* YOUR TASK:
Go through the records underneath and write each one out again exactly.

* STORED RECORDS:
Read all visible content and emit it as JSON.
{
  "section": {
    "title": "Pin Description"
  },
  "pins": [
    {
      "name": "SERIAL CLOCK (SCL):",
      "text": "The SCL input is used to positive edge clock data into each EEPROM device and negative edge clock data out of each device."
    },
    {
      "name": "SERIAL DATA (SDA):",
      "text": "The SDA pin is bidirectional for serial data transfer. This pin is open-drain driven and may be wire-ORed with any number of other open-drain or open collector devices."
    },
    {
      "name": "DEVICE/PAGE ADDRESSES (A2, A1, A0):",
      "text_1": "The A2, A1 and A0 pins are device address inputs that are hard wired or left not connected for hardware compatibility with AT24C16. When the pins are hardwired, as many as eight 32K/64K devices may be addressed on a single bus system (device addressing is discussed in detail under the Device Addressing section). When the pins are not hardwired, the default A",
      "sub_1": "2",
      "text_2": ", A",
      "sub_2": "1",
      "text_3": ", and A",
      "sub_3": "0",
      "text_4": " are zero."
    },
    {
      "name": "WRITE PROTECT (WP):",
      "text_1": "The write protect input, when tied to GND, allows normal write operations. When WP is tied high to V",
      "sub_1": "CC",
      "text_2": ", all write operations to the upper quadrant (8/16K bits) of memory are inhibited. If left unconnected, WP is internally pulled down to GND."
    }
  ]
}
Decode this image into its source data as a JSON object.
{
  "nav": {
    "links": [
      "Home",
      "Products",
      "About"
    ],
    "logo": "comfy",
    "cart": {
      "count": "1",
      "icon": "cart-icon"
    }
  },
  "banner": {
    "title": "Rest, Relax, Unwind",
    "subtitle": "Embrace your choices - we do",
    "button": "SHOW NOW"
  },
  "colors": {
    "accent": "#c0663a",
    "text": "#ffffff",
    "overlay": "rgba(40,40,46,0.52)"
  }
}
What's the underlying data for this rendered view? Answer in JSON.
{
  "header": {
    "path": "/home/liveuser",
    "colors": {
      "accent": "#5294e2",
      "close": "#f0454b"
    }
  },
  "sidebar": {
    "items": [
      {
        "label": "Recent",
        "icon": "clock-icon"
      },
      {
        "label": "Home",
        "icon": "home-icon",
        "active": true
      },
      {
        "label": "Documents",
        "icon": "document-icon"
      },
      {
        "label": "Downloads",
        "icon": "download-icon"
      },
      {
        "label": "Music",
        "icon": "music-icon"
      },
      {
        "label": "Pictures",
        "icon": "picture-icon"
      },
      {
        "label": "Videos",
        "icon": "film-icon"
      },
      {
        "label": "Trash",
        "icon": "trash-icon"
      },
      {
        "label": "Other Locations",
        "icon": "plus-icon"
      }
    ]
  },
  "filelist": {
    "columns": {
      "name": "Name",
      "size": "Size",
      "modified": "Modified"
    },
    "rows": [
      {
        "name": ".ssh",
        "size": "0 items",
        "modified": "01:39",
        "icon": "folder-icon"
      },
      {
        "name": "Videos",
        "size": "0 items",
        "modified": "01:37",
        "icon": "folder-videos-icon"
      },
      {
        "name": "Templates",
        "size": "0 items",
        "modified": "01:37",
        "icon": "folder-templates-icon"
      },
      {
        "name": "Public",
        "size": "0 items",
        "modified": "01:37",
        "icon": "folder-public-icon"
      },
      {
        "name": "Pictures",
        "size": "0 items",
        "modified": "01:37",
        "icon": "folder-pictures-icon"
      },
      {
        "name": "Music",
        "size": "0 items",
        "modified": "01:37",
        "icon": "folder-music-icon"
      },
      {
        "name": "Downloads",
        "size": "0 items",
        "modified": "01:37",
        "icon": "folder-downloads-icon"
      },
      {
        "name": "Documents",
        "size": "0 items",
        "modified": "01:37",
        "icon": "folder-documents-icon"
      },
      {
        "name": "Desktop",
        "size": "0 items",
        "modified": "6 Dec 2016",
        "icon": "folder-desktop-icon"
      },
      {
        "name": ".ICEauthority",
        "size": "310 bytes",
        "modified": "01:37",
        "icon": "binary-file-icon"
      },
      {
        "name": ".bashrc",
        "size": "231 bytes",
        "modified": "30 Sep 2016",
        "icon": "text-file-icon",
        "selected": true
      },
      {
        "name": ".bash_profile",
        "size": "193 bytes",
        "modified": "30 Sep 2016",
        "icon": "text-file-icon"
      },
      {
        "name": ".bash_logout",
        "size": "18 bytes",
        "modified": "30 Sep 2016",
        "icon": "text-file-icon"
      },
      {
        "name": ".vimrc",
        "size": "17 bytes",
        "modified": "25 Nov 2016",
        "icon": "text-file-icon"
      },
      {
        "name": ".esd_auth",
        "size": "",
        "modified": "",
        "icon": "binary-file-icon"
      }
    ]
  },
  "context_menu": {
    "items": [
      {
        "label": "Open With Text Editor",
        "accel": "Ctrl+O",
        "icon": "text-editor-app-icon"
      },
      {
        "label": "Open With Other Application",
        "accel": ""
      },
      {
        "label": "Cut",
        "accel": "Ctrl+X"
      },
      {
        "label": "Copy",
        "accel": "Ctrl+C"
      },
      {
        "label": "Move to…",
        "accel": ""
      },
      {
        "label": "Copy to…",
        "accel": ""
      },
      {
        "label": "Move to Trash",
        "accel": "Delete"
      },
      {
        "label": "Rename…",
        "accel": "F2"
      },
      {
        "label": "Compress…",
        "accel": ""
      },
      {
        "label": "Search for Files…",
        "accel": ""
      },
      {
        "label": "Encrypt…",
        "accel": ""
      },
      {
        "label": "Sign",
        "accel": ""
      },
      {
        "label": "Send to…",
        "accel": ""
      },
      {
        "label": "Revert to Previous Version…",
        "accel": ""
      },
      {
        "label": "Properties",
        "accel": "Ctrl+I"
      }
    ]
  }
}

* ANSWER TO THIS EXERCISE:
Read all visible content and emit it as JSON.
{
  "section": {
    "title": "Pin Description"
  },
  "pins": [
    {
      "name": "SERIAL CLOCK (SCL):",
      "text": "The SCL input is used to positive edge clock data into each EEPROM device and negative edge clock data out of each device."
    },
    {
      "name": "SERIAL DATA (SDA):",
      "text": "The SDA pin is bidirectional for serial data transfer. This pin is open-drain driven and may be wire-ORed with any number of other open-drain or open collector devices."
    },
    {
      "name": "DEVICE/PAGE ADDRESSES (A2, A1, A0):",
      "text_1": "The A2, A1 and A0 pins are device address inputs that are hard wired or left not connected for hardware compatibility with AT24C16. When the pins are hardwired, as many as eight 32K/64K devices may be addressed on a single bus system (device addressing is discussed in detail under the Device Addressing section). When the pins are not hardwired, the default A",
      "sub_1": "2",
      "text_2": ", A",
      "sub_2": "1",
      "text_3": ", and A",
      "sub_3": "0",
      "text_4": " are zero."
    },
    {
      "name": "WRITE PROTECT (WP):",
      "text_1": "The write protect input, when tied to GND, allows normal write operations. When WP is tied high to V",
      "sub_1": "CC",
      "text_2": ", all write operations to the upper quadrant (8/16K bits) of memory are inhibited. If left unconnected, WP is internally pulled down to GND."
    }
  ]
}
Decode this image into its source data as a JSON object.
{
  "nav": {
    "links": [
      "Home",
      "Products",
      "About"
    ],
    "logo": "comfy",
    "cart": {
      "count": "1",
      "icon": "cart-icon"
    }
  },
  "banner": {
    "title": "Rest, Relax, Unwind",
    "subtitle": "Embrace your choices - we do",
    "button": "SHOW NOW"
  },
  "colors": {
    "accent": "#c0663a",
    "text": "#ffffff",
    "overlay": "rgba(40,40,46,0.52)"
  }
}
What's the underlying data for this rendered view? Answer in JSON.
{
  "header": {
    "path": "/home/liveuser",
    "colors": {
      "accent": "#5294e2",
      "close": "#f0454b"
    }
  },
  "sidebar": {
    "items": [
      {
        "label": "Recent",
        "icon": "clock-icon"
      },
      {
        "label": "Home",
        "icon": "home-icon",
        "active": true
      },
      {
        "label": "Documents",
        "icon": "document-icon"
      },
      {
        "label": "Downloads",
        "icon": "download-icon"
      },
      {
        "label": "Music",
        "icon": "music-icon"
      },
      {
        "label": "Pictures",
        "icon": "picture-icon"
      },
      {
        "label": "Videos",
        "icon": "film-icon"
      },
      {
        "label": "Trash",
        "icon": "trash-icon"
      },
      {
        "label": "Other Locations",
        "icon": "plus-icon"
      }
    ]
  },
  "filelist": {
    "columns": {
      "name": "Name",
      "size": "Size",
      "modified": "Modified"
    },
    "rows": [
      {
        "name": ".ssh",
        "size": "0 items",
        "modified": "01:39",
        "icon": "folder-icon"
      },
      {
        "name": "Videos",
        "size": "0 items",
        "modified": "01:37",
        "icon": "folder-videos-icon"
      },
      {
        "name": "Templates",
        "size": "0 items",
        "modified": "01:37",
        "icon": "folder-templates-icon"
      },
      {
        "name": "Public",
        "size": "0 items",
        "modified": "01:37",
        "icon": "folder-public-icon"
      },
      {
        "name": "Pictures",
        "size": "0 items",
        "modified": "01:37",
        "icon": "folder-pictures-icon"
      },
      {
        "name": "Music",
        "size": "0 items",
        "modified": "01:37",
        "icon": "folder-music-icon"
      },
      {
        "name": "Downloads",
        "size": "0 items",
        "modified": "01:37",
        "icon": "folder-downloads-icon"
      },
      {
        "name": "Documents",
        "size": "0 items",
        "modified": "01:37",
        "icon": "folder-documents-icon"
      },
      {
        "name": "Desktop",
        "size": "0 items",
        "modified": "6 Dec 2016",
        "icon": "folder-desktop-icon"
      },
      {
        "name": ".ICEauthority",
        "size": "310 bytes",
        "modified": "01:37",
        "icon": "binary-file-icon"
      },
      {
        "name": ".bashrc",
        "size": "231 bytes",
        "modified": "30 Sep 2016",
        "icon": "text-file-icon",
        "selected": true
      },
      {
        "name": ".bash_profile",
        "size": "193 bytes",
        "modified": "30 Sep 2016",
        "icon": "text-file-icon"
      },
      {
        "name": ".bash_logout",
        "size": "18 bytes",
        "modified": "30 Sep 2016",
        "icon": "text-file-icon"
      },
      {
        "name": ".vimrc",
        "size": "17 bytes",
        "modified": "25 Nov 2016",
        "icon": "text-file-icon"
      },
      {
        "name": ".esd_auth",
        "size": "",
        "modified": "",
        "icon": "binary-file-icon"
      }
    ]
  },
  "context_menu": {
    "items": [
      {
        "label": "Open With Text Editor",
        "accel": "Ctrl+O",
        "icon": "text-editor-app-icon"
      },
      {
        "label": "Open With Other Application",
        "accel": ""
      },
      {
        "label": "Cut",
        "accel": "Ctrl+X"
      },
      {
        "label": "Copy",
        "accel": "Ctrl+C"
      },
      {
        "label": "Move to…",
        "accel": ""
      },
      {
        "label": "Copy to…",
        "accel": ""
      },
      {
        "label": "Move to Trash",
        "accel": "Delete"
      },
      {
        "label": "Rename…",
        "accel": "F2"
      },
      {
        "label": "Compress…",
        "accel": ""
      },
      {
        "label": "Search for Files…",
        "accel": ""
      },
      {
        "label": "Encrypt…",
        "accel": ""
      },
      {
        "label": "Sign",
        "accel": ""
      },
      {
        "label": "Send to…",
        "accel": ""
      },
      {
        "label": "Revert to Previous Version…",
        "accel": ""
      },
      {
        "label": "Properties",
        "accel": "Ctrl+I"
      }
    ]
  }
}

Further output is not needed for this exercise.